# Festplatten Zugriff verweigert



## petrili (25. Januar 2009)

Hi,
ich habe heute den Weg in dieses Forum gefunden und hoffe dass ich hier Antworten auf auftretende Fragen bekommen werde. 
Folgendes. Ich habe einen 2ten PC an dem ich immer mal wieder Sachen ausprobiere, ältere Hardware verbaue und diverseste Sachen ausprobiere und so einfach manche Sachen versuche zu ergründen.
Ich hatte gestern versucht den MBR neuzuschreiben da ich Vista löschen wollte um nur noch XP zu nutzen. Dabei versuchte ich es mit diversesten Tools von der HirensBoot CD sowie der UltimateBootCD. (In meiner InstallationsCD fehlt leider die Reperaturkonsole)Das blieb leider ohne Erfolg so dass ich einfach Vista gelöscht habe und XP logischerweise nicht mehr startete. Daraufhin wollte ich dann XP neu installieren und seitdem wird die Festplatte zwar im BIOS angezeigt aber im Auswahlbildschirm der Installation zeigt mir XP "kein zugriff auf diese Platte möglich"
Meine Fragen sind jetzt folgende. Kann man die Festplatte mit diesen Tools "unbrauchbar" machen oder ist mir einfach die Platte abgeraucht? Ich habe auch versucht sie mit Dareks Boot and Nuke low level zu formatieren wobei aber mein PC abgestürzt ist.
Stutzig macht mich das die Platte halt im Bios erkannt wird.
Nächste Frage wäre wie ich den MBR neu schreiben kann ohne Installations CD?
Ich könnte es einfach neu installieren aber mich interessiert die Frage wie ich es ohne Inst CD schaffen könnte.
Und welches denkt ihr sind die brauchbarsten Boot CDs um defekte Partitionen oder Platten auslesen zu können bzw es wenigstens zu versuchen.

Reichlich Fragen und ich hoffe das ihr mir ein wenig helfen könnt.

Gruss

Peter


----------



## Raubkopierer (25. Januar 2009)

Datenauszüge →

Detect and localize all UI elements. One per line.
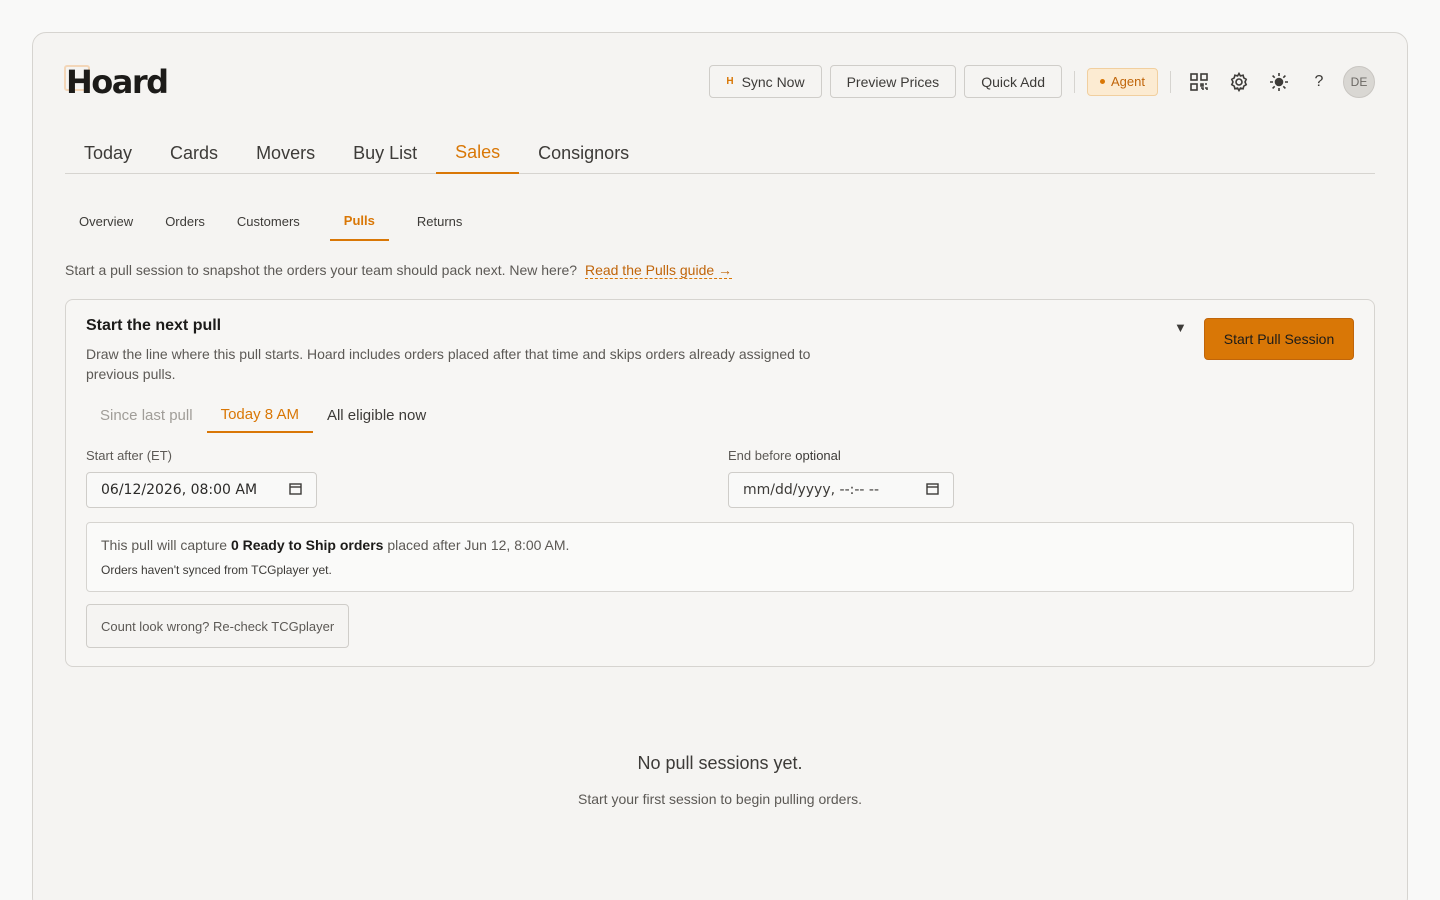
calendar-icon[interactable] bbox=[289, 482, 302, 499]
header-actions: H Sync Now Preview Prices Quick Add Agen… bbox=[709, 65, 1375, 98]
end-before-label: End before optional bbox=[728, 448, 841, 463]
help-icon[interactable]: ? bbox=[1303, 66, 1335, 98]
range-tabs: Since last pull Today 8 AM All eligible … bbox=[86, 397, 440, 433]
preview-prices-button[interactable]: Preview Prices bbox=[829, 65, 957, 98]
quick-add-button[interactable]: Quick Add bbox=[964, 65, 1063, 98]
subtab-orders[interactable]: Orders bbox=[151, 201, 219, 241]
tab-movers[interactable]: Movers bbox=[237, 133, 334, 174]
recheck-tcgplayer-button[interactable]: Count look wrong? Re-check TCGplayer bbox=[86, 604, 350, 648]
card-description: Draw the line where this pull starts. Ho… bbox=[86, 346, 811, 382]
sync-icon: H bbox=[726, 76, 734, 87]
empty-state-subtitle: Start your first session to begin pullin… bbox=[577, 791, 863, 807]
start-after-input[interactable]: 06/12/2026, 08:00 AM bbox=[86, 472, 317, 508]
qr-code-icon[interactable] bbox=[1183, 66, 1215, 98]
status-dot-icon bbox=[1100, 79, 1106, 84]
main-tabs: Today Cards Movers Buy List Sales Consig… bbox=[65, 133, 1375, 174]
gear-icon[interactable] bbox=[1223, 66, 1255, 98]
tab-consignors[interactable]: Consignors bbox=[519, 133, 648, 174]
pull-summary: This pull will capture 0 Ready to Ship o… bbox=[86, 522, 1354, 592]
tab-sales[interactable]: Sales bbox=[436, 133, 520, 174]
tab-today[interactable]: Today bbox=[65, 133, 151, 174]
summary-note: Orders haven't synced from TCGplayer yet… bbox=[101, 563, 332, 577]
range-tab-today-8am[interactable]: Today 8 AM bbox=[206, 397, 313, 433]
collapse-triangle-icon[interactable]: ▼ bbox=[1174, 320, 1187, 335]
sub-tabs: Overview Orders Customers Pulls Returns bbox=[65, 201, 480, 241]
sun-icon[interactable] bbox=[1263, 66, 1295, 98]
calendar-icon[interactable] bbox=[926, 482, 939, 499]
intro-text: Start a pull session to snapshot the ord… bbox=[65, 262, 733, 279]
app-frame: Hoard H Sync Now Preview Prices Quick Ad… bbox=[32, 32, 1408, 900]
card-title: Start the next pull bbox=[86, 317, 222, 334]
divider bbox=[1074, 70, 1076, 93]
pull-card: Start the next pull Draw the line where … bbox=[65, 299, 1375, 667]
start-pull-session-button[interactable]: Start Pull Session bbox=[1204, 318, 1354, 360]
empty-state-title: No pull sessions yet. bbox=[637, 753, 803, 773]
start-after-label: Start after (ET) bbox=[86, 448, 172, 463]
agent-badge[interactable]: Agent bbox=[1087, 67, 1158, 96]
pulls-guide-link[interactable]: Read the Pulls guide → bbox=[584, 262, 733, 279]
summary-line: This pull will capture 0 Ready to Ship o… bbox=[101, 537, 570, 553]
subtab-customers[interactable]: Customers bbox=[223, 201, 314, 241]
end-before-input[interactable]: mm/dd/yyyy, --:-- -- bbox=[728, 472, 954, 508]
avatar[interactable]: DE bbox=[1343, 65, 1375, 98]
subtab-overview[interactable]: Overview bbox=[65, 201, 147, 241]
sync-now-button[interactable]: H Sync Now bbox=[709, 65, 822, 98]
range-tab-since-last-pull[interactable]: Since last pull bbox=[86, 397, 207, 433]
subtab-returns[interactable]: Returns bbox=[403, 201, 477, 241]
subtab-pulls[interactable]: Pulls bbox=[329, 201, 389, 241]
divider bbox=[1170, 70, 1171, 93]
logo[interactable]: Hoard bbox=[64, 63, 169, 101]
tab-cards[interactable]: Cards bbox=[151, 133, 237, 174]
range-tab-all-eligible[interactable]: All eligible now bbox=[313, 397, 440, 433]
tab-buy-list[interactable]: Buy List bbox=[334, 133, 436, 174]
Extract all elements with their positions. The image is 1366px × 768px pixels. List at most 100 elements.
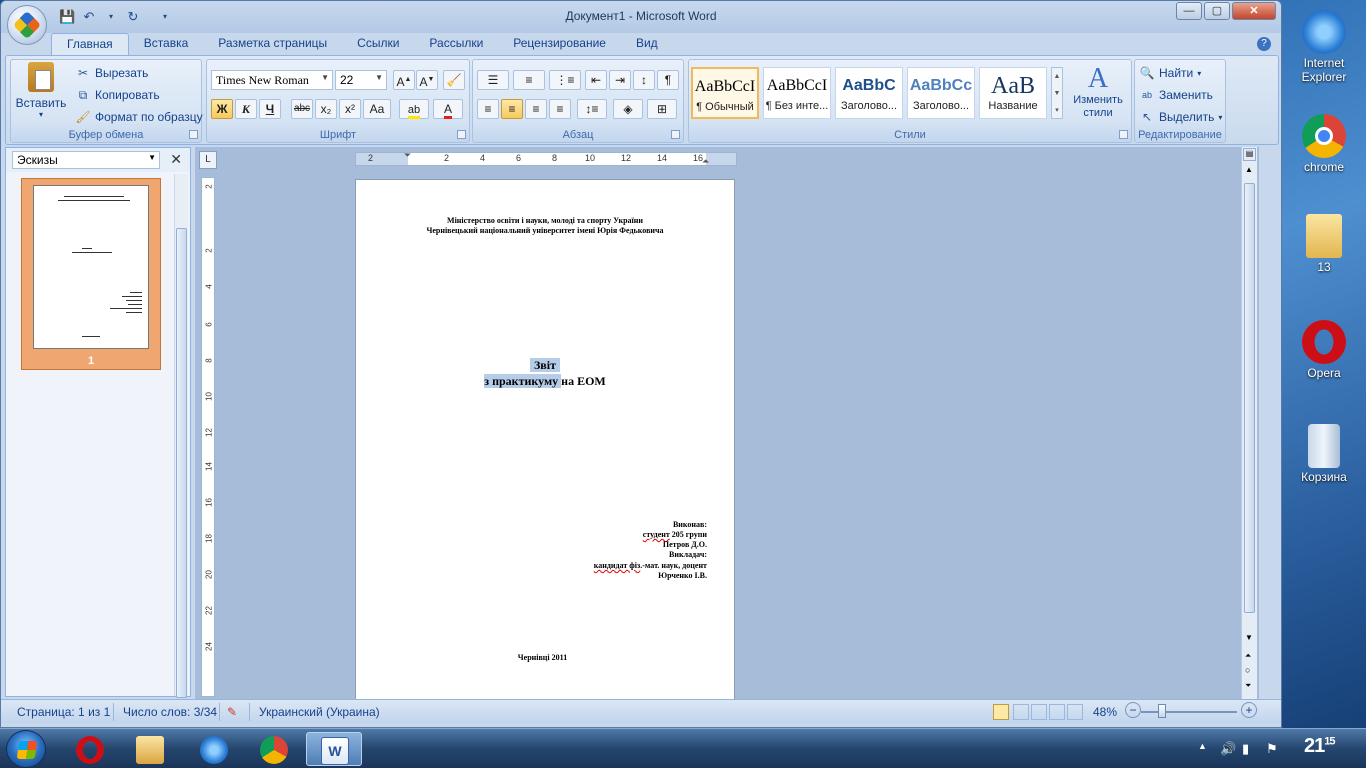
styles-dialog-launcher[interactable] (1119, 130, 1128, 139)
tab-page-layout[interactable]: Разметка страницы (203, 33, 342, 55)
style-no-spacing[interactable]: AaBbCcI ¶ Без инте... (763, 67, 831, 119)
pane-scrollbar-thumb[interactable] (176, 228, 187, 698)
select-button[interactable]: ↖ Выделить ▾ (1139, 109, 1222, 125)
scroll-down-icon[interactable]: ▼ (1245, 633, 1253, 642)
align-left-icon[interactable]: ≡ (477, 99, 499, 119)
proofing-icon[interactable]: ✎ (227, 705, 237, 719)
taskbar-word[interactable]: W (306, 732, 362, 766)
increase-indent-icon[interactable]: ⇥ (609, 70, 631, 90)
borders-icon[interactable]: ⊞ (647, 99, 677, 119)
taskbar-chrome[interactable] (246, 732, 302, 766)
scroll-up-icon[interactable]: ▲ (1245, 165, 1253, 174)
start-button[interactable] (6, 730, 46, 768)
taskbar-opera[interactable] (62, 732, 118, 766)
status-word-count[interactable]: Число слов: 3/34 (123, 705, 217, 719)
view-full-screen-icon[interactable] (1013, 704, 1029, 720)
vertical-scrollbar[interactable]: ▤ ▲ ▼ ⏶ ○ ⏷ (1241, 147, 1257, 699)
next-page-icon[interactable]: ⏷ (1245, 681, 1251, 691)
tab-view[interactable]: Вид (621, 33, 673, 55)
change-styles-button[interactable]: A Изменить стили (1069, 64, 1127, 120)
align-center-icon[interactable]: ≡ (501, 99, 523, 119)
style-heading2[interactable]: AaBbCc Заголово... (907, 67, 975, 119)
decrease-indent-icon[interactable]: ⇤ (585, 70, 607, 90)
pane-scrollbar[interactable] (174, 174, 188, 698)
right-indent-marker[interactable]: ⏶ (702, 156, 709, 167)
font-color-button[interactable]: A (433, 99, 463, 119)
vertical-ruler[interactable]: 2 2 4 6 8 10 12 14 16 18 20 22 24 (201, 177, 215, 697)
pane-view-select[interactable]: Эскизы ▼ (12, 151, 160, 169)
paste-button[interactable]: Вставить ▾ (15, 62, 67, 119)
zoom-out-button[interactable]: − (1125, 702, 1141, 718)
prev-page-icon[interactable]: ⏶ (1245, 651, 1251, 661)
shrink-font-button[interactable]: A▼ (416, 70, 438, 90)
close-icon[interactable]: ✕ (170, 151, 182, 168)
shading-icon[interactable]: ◈ (613, 99, 643, 119)
status-page[interactable]: Страница: 1 из 1 (17, 705, 110, 719)
help-icon[interactable]: ? (1257, 37, 1271, 51)
underline-button[interactable]: Ч (259, 99, 281, 119)
view-print-layout-icon[interactable] (993, 704, 1009, 720)
close-button[interactable]: ✕ (1232, 2, 1276, 20)
tab-mailings[interactable]: Рассылки (414, 33, 498, 55)
align-right-icon[interactable]: ≡ (525, 99, 547, 119)
horizontal-ruler[interactable]: 2 2 4 6 8 10 12 14 16 ⏷ ⏶ (355, 150, 737, 167)
justify-icon[interactable]: ≡ (549, 99, 571, 119)
cut-button[interactable]: ✂ Вырезать (75, 65, 148, 81)
taskbar-explorer[interactable] (122, 732, 178, 766)
clipboard-dialog-launcher[interactable] (189, 130, 198, 139)
style-normal[interactable]: AaBbCcI ¶ Обычный (691, 67, 759, 119)
browse-object-icon[interactable]: ○ (1245, 665, 1250, 675)
clear-formatting-icon[interactable]: 🧹 (443, 70, 465, 90)
zoom-slider-knob[interactable] (1158, 704, 1166, 718)
replace-button[interactable]: ab Заменить (1139, 87, 1213, 103)
zoom-in-button[interactable]: + (1241, 702, 1257, 718)
page-thumbnail[interactable]: 1 (21, 178, 161, 370)
show-marks-icon[interactable]: ¶ (657, 70, 679, 90)
desktop-icon-internet-explorer[interactable]: Internet Explorer (1286, 10, 1362, 84)
zoom-level[interactable]: 48% (1093, 705, 1117, 719)
style-title[interactable]: AaB Название (979, 67, 1047, 119)
document-page[interactable]: Міністерство освіти і науки, молоді та с… (355, 179, 735, 699)
ruler-toggle-icon[interactable]: ▤ (1243, 148, 1256, 161)
taskbar-internet-explorer[interactable] (186, 732, 242, 766)
tab-home[interactable]: Главная (51, 33, 129, 55)
show-hidden-icons[interactable]: ▲ (1198, 741, 1207, 751)
numbering-icon[interactable]: ≡ (513, 70, 545, 90)
minimize-button[interactable]: — (1176, 2, 1202, 20)
font-size-combo[interactable]: 22 ▼ (335, 70, 387, 90)
find-button[interactable]: 🔍 Найти ▾ (1139, 65, 1202, 81)
format-painter-button[interactable]: 🖌 Формат по образцу (75, 109, 202, 125)
styles-scroll[interactable]: ▲ ▼ ▾ (1051, 67, 1063, 119)
action-center-icon[interactable]: ⚑ (1266, 741, 1278, 757)
desktop-icon-folder[interactable]: 13 (1286, 214, 1362, 274)
tab-references[interactable]: Ссылки (342, 33, 414, 55)
maximize-button[interactable]: ▢ (1204, 2, 1230, 20)
desktop-icon-chrome[interactable]: chrome (1286, 114, 1362, 174)
bullets-icon[interactable]: ☰ (477, 70, 509, 90)
first-line-indent-marker[interactable]: ⏷ (404, 150, 411, 161)
change-case-button[interactable]: Aa (363, 99, 391, 119)
scrollbar-thumb[interactable] (1244, 183, 1255, 613)
strikethrough-button[interactable]: abc (291, 99, 313, 119)
tab-insert[interactable]: Вставка (129, 33, 204, 55)
status-language[interactable]: Украинский (Украина) (259, 705, 380, 719)
view-draft-icon[interactable] (1067, 704, 1083, 720)
multilevel-list-icon[interactable]: ⋮≡ (549, 70, 581, 90)
desktop-icon-recycle-bin[interactable]: Корзина (1286, 424, 1362, 484)
sort-icon[interactable]: ↕ (633, 70, 655, 90)
line-spacing-icon[interactable]: ↕≡ (577, 99, 607, 119)
desktop-icon-opera[interactable]: Opera (1286, 320, 1362, 380)
superscript-button[interactable]: x² (339, 99, 361, 119)
clock[interactable]: 2115 (1304, 735, 1336, 758)
tab-review[interactable]: Рецензирование (498, 33, 621, 55)
style-heading1[interactable]: AaBbC Заголово... (835, 67, 903, 119)
grow-font-button[interactable]: A▲ (393, 70, 415, 90)
view-outline-icon[interactable] (1049, 704, 1065, 720)
copy-button[interactable]: ⧉ Копировать (75, 87, 160, 103)
bold-button[interactable]: Ж (211, 99, 233, 119)
office-button[interactable] (7, 5, 47, 45)
paragraph-dialog-launcher[interactable] (671, 130, 680, 139)
volume-icon[interactable]: 🔊 (1220, 741, 1236, 757)
view-web-layout-icon[interactable] (1031, 704, 1047, 720)
font-name-combo[interactable]: Times New Roman ▼ (211, 70, 333, 90)
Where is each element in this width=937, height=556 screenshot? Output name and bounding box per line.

Zu erledigen →
- A) Mit welchen Tools oder Boot-CDs hat petrili laut dem Forumsthread zum verweigerten Festplattenzugriff gearbeitet?
- B) Setze den Forumsthread zum verweigerten Festplattenzugriff nach der zuletzt gezeigten Zeile fort.

Lösungen →
- A)
- HirensBoot CD
- UltimateBootCD
- Dareks Boot and Nuke

- B)
Schau dir mal die super grub disk [1] an ... diese bietet eine Funktion den 'normalen' Windows MBR zu schreiben ... entsprechend solltest du dann mit einem Partitionsprogramm wie etwa gparted [2] (auch als livecd verfügbar) neu partitionieren, da du wahrscheinlich mit dem mbr auch die Partitionstabelle, die in selbigem liegt überschrieben hast. Solltest du an den Partitionen selbst nichts geändert hast könntest du evtl. sogar mit testdisk [3] die Partitionstabelle wiederherstellen.

[1] supergrubdisk.org

[2] TestDisk @ cgsecurity.org

[3] gparted @ sourceforge.net


----------



## petrili (25. Januar 2009)

Hi,
klappt das denn auch wenn ich, wie es bei mir momentan ist selbst mit dem low level formatieren bzw bei der win Installation keinerlei Zugriff auf die Platte habe? Habe inzwischen XP auf eine neue Platte installiert und die "defekte" als Slave angehangen aber sie wird weder im arbeitsplatz noch in der verwaltung angezeigt. Bzw wannn ist eine Platte definitiv kaputt? Erst wenn sie auch beim Hochfahren nicht mehr angezeigt wird?


----------



## Raubkopierer (25. Januar 2009)

Das die Platte nicht erkannt wird liegt höchstwahrscheinlich am defekten MBR.


----------



## petrili (26. Januar 2009)

Hi,
ok dann werde ich im Laufe des Tages mal verschen mit SuperGrub den MBR neu zu schreiben und dann berichten.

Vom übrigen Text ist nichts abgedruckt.